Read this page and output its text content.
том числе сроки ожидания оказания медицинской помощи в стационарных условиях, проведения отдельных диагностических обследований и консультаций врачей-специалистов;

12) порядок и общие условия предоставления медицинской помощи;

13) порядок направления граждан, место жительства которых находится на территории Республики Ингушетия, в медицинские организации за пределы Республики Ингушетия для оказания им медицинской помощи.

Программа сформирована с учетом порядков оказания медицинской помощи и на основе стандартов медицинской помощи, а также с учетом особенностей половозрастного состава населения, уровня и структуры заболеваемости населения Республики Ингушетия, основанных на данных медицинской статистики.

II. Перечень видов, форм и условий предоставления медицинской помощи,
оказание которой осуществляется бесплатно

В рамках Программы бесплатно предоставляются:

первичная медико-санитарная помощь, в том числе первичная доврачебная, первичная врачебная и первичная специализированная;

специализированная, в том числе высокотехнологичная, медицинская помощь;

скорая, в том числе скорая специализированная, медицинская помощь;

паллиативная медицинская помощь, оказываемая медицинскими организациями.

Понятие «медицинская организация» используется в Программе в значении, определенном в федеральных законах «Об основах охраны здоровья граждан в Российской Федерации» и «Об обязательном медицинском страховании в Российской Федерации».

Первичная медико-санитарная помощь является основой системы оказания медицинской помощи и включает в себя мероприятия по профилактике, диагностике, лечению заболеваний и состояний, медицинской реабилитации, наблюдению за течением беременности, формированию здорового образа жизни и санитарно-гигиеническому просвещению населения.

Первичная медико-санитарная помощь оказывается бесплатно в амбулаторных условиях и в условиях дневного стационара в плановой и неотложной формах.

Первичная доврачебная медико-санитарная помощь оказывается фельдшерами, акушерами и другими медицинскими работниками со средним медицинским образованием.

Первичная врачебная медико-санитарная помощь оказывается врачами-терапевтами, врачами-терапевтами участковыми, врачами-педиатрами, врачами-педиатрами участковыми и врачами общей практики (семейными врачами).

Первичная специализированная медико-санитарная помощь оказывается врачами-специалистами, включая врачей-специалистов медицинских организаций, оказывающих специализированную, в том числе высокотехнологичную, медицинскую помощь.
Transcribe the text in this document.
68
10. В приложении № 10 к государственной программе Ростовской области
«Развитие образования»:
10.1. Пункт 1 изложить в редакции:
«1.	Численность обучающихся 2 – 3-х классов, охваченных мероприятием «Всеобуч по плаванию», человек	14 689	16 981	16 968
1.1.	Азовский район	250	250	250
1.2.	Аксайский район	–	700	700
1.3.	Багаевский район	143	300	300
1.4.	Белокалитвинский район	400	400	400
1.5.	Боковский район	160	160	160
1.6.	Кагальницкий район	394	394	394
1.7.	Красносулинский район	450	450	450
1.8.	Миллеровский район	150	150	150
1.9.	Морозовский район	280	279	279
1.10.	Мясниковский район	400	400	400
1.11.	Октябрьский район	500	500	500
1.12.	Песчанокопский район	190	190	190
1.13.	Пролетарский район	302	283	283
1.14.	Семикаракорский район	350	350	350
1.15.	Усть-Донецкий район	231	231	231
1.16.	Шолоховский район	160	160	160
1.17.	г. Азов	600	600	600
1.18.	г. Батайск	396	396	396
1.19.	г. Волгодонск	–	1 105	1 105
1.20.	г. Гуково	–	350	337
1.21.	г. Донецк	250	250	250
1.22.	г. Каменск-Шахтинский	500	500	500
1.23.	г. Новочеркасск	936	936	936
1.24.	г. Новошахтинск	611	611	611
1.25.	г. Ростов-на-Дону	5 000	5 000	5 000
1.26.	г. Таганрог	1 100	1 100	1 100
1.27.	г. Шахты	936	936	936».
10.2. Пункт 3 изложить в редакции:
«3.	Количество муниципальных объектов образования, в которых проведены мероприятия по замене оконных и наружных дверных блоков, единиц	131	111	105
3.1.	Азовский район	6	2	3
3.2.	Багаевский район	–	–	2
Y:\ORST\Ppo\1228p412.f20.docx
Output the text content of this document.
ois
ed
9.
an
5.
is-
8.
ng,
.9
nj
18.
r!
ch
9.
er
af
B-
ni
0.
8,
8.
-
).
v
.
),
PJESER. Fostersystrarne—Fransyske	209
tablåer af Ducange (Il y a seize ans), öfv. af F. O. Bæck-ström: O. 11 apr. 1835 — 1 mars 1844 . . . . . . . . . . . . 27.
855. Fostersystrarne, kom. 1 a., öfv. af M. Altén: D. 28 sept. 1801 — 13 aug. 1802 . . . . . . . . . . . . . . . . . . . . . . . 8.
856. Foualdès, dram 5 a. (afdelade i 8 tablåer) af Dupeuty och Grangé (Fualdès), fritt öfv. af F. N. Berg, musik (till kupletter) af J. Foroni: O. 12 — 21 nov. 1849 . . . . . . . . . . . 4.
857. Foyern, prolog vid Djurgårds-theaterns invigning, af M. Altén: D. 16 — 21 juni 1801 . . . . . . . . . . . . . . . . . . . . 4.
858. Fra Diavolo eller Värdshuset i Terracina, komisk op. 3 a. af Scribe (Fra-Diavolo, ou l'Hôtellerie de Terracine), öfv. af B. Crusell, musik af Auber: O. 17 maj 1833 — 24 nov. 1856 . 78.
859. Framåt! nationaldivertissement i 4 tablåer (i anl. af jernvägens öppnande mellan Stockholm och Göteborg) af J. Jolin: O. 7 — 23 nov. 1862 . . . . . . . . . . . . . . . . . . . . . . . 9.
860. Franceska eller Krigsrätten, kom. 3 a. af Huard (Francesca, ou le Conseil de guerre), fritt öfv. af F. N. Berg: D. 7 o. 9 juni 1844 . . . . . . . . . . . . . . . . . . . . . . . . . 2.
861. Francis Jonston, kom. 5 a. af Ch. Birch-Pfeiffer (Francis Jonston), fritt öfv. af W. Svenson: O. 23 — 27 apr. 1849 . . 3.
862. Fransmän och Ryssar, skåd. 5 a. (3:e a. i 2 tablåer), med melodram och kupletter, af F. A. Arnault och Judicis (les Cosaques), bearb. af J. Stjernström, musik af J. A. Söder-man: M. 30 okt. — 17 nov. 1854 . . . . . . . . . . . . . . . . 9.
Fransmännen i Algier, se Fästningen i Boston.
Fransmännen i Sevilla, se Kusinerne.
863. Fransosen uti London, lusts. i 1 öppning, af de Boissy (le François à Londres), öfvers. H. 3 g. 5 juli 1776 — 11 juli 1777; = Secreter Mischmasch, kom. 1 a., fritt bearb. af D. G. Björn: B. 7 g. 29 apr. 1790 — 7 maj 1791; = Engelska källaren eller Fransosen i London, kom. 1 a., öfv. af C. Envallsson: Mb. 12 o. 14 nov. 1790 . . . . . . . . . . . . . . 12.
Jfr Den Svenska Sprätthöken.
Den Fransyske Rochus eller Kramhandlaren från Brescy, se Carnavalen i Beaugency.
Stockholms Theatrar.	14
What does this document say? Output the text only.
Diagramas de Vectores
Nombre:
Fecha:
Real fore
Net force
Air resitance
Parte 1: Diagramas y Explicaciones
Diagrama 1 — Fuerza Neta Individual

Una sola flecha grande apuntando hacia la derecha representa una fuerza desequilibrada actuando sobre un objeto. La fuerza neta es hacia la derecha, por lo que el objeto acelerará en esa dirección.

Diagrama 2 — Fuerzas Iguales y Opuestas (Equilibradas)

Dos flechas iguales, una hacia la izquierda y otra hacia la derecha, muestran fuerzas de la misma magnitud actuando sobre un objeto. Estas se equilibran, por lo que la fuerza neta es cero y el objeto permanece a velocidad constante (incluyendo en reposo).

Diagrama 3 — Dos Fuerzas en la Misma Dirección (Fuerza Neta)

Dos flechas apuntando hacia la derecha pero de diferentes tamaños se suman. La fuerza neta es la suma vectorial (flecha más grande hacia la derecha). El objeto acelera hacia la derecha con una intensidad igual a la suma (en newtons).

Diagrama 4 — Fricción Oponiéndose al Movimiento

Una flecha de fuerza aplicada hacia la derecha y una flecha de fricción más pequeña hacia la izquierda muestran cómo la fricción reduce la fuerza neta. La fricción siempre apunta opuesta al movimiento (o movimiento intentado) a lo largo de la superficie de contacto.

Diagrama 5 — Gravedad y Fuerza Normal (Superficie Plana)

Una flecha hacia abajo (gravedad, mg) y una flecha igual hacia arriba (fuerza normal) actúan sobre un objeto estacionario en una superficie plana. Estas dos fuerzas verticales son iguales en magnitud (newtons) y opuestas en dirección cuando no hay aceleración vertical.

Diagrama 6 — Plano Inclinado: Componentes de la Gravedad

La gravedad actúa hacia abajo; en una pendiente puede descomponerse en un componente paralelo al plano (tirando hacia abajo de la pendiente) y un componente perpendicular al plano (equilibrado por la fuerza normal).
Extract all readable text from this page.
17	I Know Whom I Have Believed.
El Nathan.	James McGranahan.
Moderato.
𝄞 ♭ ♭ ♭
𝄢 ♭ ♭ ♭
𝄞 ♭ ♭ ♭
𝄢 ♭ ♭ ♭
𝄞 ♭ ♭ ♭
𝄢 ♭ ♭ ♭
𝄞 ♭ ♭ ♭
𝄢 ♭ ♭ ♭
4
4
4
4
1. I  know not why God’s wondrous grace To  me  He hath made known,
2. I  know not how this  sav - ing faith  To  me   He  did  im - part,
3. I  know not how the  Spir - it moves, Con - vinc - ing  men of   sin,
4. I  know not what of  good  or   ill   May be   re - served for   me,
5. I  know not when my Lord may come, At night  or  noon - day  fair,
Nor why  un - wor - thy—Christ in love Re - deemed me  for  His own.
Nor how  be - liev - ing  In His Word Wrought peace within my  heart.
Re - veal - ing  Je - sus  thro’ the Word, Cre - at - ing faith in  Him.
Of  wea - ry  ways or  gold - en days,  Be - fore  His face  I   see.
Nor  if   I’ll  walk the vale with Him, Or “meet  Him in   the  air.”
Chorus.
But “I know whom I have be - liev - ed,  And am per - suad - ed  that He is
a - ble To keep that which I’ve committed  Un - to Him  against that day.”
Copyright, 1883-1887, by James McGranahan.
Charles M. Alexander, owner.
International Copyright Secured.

::::::::

**Required task**. List the lines of the material in which the word "muestran" occurs.

**Result for this exercise**.
Dos flechas iguales, una hacia la izquierda y otra hacia la derecha, muestran fuerzas de la misma magnitud actuando sobre un objeto. Estas se equilibran, por lo que la fuerza neta es cero y el objeto permanece a velocidad constante (incluyendo en reposo).
Una flecha de fuerza aplicada hacia la derecha y una flecha de fricción más pequeña hacia la izquierda muestran cómo la fricción reduce la fuerza neta. La fricción siempre apunta opuesta al movimiento (o movimiento intentado) a lo largo de la superficie de contacto.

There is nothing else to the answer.